▸ OBJECTIVE:
Give back the whole listing exactly as shown.
◆ ◆ ◆ ◆
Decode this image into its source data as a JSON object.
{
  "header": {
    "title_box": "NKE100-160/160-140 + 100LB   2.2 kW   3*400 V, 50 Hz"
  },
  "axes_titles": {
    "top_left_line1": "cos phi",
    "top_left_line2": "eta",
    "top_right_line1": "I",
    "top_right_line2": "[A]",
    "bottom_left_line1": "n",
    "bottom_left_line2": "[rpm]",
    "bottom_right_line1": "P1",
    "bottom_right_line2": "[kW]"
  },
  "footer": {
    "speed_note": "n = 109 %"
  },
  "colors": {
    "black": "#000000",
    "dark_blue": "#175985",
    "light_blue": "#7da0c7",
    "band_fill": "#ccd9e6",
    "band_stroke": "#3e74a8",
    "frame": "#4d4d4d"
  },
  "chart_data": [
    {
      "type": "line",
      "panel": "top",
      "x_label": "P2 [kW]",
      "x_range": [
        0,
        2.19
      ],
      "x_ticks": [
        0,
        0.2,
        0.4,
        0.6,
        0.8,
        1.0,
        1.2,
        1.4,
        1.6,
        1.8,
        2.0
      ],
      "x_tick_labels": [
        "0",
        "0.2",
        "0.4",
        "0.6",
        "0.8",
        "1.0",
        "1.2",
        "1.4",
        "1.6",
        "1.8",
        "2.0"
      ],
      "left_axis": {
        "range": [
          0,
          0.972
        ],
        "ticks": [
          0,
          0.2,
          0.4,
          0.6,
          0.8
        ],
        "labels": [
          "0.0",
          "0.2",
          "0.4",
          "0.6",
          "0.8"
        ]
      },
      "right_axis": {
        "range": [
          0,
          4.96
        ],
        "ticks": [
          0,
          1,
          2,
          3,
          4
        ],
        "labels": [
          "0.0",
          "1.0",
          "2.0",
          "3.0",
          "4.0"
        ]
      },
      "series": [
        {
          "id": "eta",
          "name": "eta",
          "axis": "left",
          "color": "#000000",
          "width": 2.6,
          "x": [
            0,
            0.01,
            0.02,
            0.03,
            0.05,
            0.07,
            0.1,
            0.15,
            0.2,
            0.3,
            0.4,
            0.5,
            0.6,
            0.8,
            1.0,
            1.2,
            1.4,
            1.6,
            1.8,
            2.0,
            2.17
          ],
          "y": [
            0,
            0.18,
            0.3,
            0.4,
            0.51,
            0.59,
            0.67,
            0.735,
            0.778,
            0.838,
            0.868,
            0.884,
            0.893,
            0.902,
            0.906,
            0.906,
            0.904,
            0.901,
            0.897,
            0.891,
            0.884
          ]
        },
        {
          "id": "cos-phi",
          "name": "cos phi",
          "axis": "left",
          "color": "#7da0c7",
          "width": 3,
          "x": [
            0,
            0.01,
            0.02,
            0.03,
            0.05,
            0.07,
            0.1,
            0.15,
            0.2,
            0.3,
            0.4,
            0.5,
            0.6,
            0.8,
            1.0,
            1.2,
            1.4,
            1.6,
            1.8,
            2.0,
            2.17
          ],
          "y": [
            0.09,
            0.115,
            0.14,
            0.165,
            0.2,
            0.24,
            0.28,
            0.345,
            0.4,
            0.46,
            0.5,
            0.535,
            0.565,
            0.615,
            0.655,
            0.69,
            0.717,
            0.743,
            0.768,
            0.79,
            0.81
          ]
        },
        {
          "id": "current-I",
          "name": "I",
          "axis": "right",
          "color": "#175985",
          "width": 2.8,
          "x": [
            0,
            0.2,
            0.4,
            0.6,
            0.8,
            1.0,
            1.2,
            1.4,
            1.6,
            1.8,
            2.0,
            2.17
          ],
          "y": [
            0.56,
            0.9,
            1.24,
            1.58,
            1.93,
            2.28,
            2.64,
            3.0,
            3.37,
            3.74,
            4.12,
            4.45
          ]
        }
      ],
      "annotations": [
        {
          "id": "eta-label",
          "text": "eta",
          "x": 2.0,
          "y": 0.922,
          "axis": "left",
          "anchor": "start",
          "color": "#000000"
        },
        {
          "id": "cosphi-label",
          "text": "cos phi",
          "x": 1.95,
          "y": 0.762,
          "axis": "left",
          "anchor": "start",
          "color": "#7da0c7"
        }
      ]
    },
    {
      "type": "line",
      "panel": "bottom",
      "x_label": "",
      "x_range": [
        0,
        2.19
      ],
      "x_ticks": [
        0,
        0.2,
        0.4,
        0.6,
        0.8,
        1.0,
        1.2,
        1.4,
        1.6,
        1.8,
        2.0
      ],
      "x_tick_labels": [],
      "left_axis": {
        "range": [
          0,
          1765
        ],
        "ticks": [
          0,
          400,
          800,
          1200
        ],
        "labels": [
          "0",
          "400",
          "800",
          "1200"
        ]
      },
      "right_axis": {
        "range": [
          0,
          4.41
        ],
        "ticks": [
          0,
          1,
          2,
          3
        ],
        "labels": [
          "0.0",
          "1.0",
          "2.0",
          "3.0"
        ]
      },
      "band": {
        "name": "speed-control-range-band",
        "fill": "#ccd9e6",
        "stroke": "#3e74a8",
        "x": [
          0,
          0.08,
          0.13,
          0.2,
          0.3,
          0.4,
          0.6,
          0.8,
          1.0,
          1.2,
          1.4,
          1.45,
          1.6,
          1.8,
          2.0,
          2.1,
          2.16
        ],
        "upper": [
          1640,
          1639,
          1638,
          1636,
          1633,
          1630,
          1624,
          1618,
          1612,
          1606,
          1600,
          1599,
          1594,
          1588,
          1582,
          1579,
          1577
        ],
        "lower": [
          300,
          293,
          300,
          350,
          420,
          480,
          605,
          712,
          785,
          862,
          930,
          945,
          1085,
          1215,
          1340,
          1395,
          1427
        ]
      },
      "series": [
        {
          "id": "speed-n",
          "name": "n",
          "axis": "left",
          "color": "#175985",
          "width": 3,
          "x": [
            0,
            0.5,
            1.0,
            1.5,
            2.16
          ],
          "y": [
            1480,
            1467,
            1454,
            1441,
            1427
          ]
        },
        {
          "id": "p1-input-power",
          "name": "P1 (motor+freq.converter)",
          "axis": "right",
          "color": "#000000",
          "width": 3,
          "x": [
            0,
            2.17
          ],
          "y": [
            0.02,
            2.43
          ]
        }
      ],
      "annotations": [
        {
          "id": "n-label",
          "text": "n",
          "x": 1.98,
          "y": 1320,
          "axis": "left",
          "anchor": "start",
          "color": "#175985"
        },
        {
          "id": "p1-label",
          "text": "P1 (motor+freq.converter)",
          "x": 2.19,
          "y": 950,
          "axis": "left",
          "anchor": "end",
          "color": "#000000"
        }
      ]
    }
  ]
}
◆ ◆ ◆ ◆
▸ FINAL RESULT:
Decode this image into its source data as a JSON object.
{
  "header": {
    "title_box": "NKE100-160/160-140 + 100LB   2.2 kW   3*400 V, 50 Hz"
  },
  "axes_titles": {
    "top_left_line1": "cos phi",
    "top_left_line2": "eta",
    "top_right_line1": "I",
    "top_right_line2": "[A]",
    "bottom_left_line1": "n",
    "bottom_left_line2": "[rpm]",
    "bottom_right_line1": "P1",
    "bottom_right_line2": "[kW]"
  },
  "footer": {
    "speed_note": "n = 109 %"
  },
  "colors": {
    "black": "#000000",
    "dark_blue": "#175985",
    "light_blue": "#7da0c7",
    "band_fill": "#ccd9e6",
    "band_stroke": "#3e74a8",
    "frame": "#4d4d4d"
  },
  "chart_data": [
    {
      "type": "line",
      "panel": "top",
      "x_label": "P2 [kW]",
      "x_range": [
        0,
        2.19
      ],
      "x_ticks": [
        0,
        0.2,
        0.4,
        0.6,
        0.8,
        1.0,
        1.2,
        1.4,
        1.6,
        1.8,
        2.0
      ],
      "x_tick_labels": [
        "0",
        "0.2",
        "0.4",
        "0.6",
        "0.8",
        "1.0",
        "1.2",
        "1.4",
        "1.6",
        "1.8",
        "2.0"
      ],
      "left_axis": {
        "range": [
          0,
          0.972
        ],
        "ticks": [
          0,
          0.2,
          0.4,
          0.6,
          0.8
        ],
        "labels": [
          "0.0",
          "0.2",
          "0.4",
          "0.6",
          "0.8"
        ]
      },
      "right_axis": {
        "range": [
          0,
          4.96
        ],
        "ticks": [
          0,
          1,
          2,
          3,
          4
        ],
        "labels": [
          "0.0",
          "1.0",
          "2.0",
          "3.0",
          "4.0"
        ]
      },
      "series": [
        {
          "id": "eta",
          "name": "eta",
          "axis": "left",
          "color": "#000000",
          "width": 2.6,
          "x": [
            0,
            0.01,
            0.02,
            0.03,
            0.05,
            0.07,
            0.1,
            0.15,
            0.2,
            0.3,
            0.4,
            0.5,
            0.6,
            0.8,
            1.0,
            1.2,
            1.4,
            1.6,
            1.8,
            2.0,
            2.17
          ],
          "y": [
            0,
            0.18,
            0.3,
            0.4,
            0.51,
            0.59,
            0.67,
            0.735,
            0.778,
            0.838,
            0.868,
            0.884,
            0.893,
            0.902,
            0.906,
            0.906,
            0.904,
            0.901,
            0.897,
            0.891,
            0.884
          ]
        },
        {
          "id": "cos-phi",
          "name": "cos phi",
          "axis": "left",
          "color": "#7da0c7",
          "width": 3,
          "x": [
            0,
            0.01,
            0.02,
            0.03,
            0.05,
            0.07,
            0.1,
            0.15,
            0.2,
            0.3,
            0.4,
            0.5,
            0.6,
            0.8,
            1.0,
            1.2,
            1.4,
            1.6,
            1.8,
            2.0,
            2.17
          ],
          "y": [
            0.09,
            0.115,
            0.14,
            0.165,
            0.2,
            0.24,
            0.28,
            0.345,
            0.4,
            0.46,
            0.5,
            0.535,
            0.565,
            0.615,
            0.655,
            0.69,
            0.717,
            0.743,
            0.768,
            0.79,
            0.81
          ]
        },
        {
          "id": "current-I",
          "name": "I",
          "axis": "right",
          "color": "#175985",
          "width": 2.8,
          "x": [
            0,
            0.2,
            0.4,
            0.6,
            0.8,
            1.0,
            1.2,
            1.4,
            1.6,
            1.8,
            2.0,
            2.17
          ],
          "y": [
            0.56,
            0.9,
            1.24,
            1.58,
            1.93,
            2.28,
            2.64,
            3.0,
            3.37,
            3.74,
            4.12,
            4.45
          ]
        }
      ],
      "annotations": [
        {
          "id": "eta-label",
          "text": "eta",
          "x": 2.0,
          "y": 0.922,
          "axis": "left",
          "anchor": "start",
          "color": "#000000"
        },
        {
          "id": "cosphi-label",
          "text": "cos phi",
          "x": 1.95,
          "y": 0.762,
          "axis": "left",
          "anchor": "start",
          "color": "#7da0c7"
        }
      ]
    },
    {
      "type": "line",
      "panel": "bottom",
      "x_label": "",
      "x_range": [
        0,
        2.19
      ],
      "x_ticks": [
        0,
        0.2,
        0.4,
        0.6,
        0.8,
        1.0,
        1.2,
        1.4,
        1.6,
        1.8,
        2.0
      ],
      "x_tick_labels": [],
      "left_axis": {
        "range": [
          0,
          1765
        ],
        "ticks": [
          0,
          400,
          800,
          1200
        ],
        "labels": [
          "0",
          "400",
          "800",
          "1200"
        ]
      },
      "right_axis": {
        "range": [
          0,
          4.41
        ],
        "ticks": [
          0,
          1,
          2,
          3
        ],
        "labels": [
          "0.0",
          "1.0",
          "2.0",
          "3.0"
        ]
      },
      "band": {
        "name": "speed-control-range-band",
        "fill": "#ccd9e6",
        "stroke": "#3e74a8",
        "x": [
          0,
          0.08,
          0.13,
          0.2,
          0.3,
          0.4,
          0.6,
          0.8,
          1.0,
          1.2,
          1.4,
          1.45,
          1.6,
          1.8,
          2.0,
          2.1,
          2.16
        ],
        "upper": [
          1640,
          1639,
          1638,
          1636,
          1633,
          1630,
          1624,
          1618,
          1612,
          1606,
          1600,
          1599,
          1594,
          1588,
          1582,
          1579,
          1577
        ],
        "lower": [
          300,
          293,
          300,
          350,
          420,
          480,
          605,
          712,
          785,
          862,
          930,
          945,
          1085,
          1215,
          1340,
          1395,
          1427
        ]
      },
      "series": [
        {
          "id": "speed-n",
          "name": "n",
          "axis": "left",
          "color": "#175985",
          "width": 3,
          "x": [
            0,
            0.5,
            1.0,
            1.5,
            2.16
          ],
          "y": [
            1480,
            1467,
            1454,
            1441,
            1427
          ]
        },
        {
          "id": "p1-input-power",
          "name": "P1 (motor+freq.converter)",
          "axis": "right",
          "color": "#000000",
          "width": 3,
          "x": [
            0,
            2.17
          ],
          "y": [
            0.02,
            2.43
          ]
        }
      ],
      "annotations": [
        {
          "id": "n-label",
          "text": "n",
          "x": 1.98,
          "y": 1320,
          "axis": "left",
          "anchor": "start",
          "color": "#175985"
        },
        {
          "id": "p1-label",
          "text": "P1 (motor+freq.converter)",
          "x": 2.19,
          "y": 950,
          "axis": "left",
          "anchor": "end",
          "color": "#000000"
        }
      ]
    }
  ]
}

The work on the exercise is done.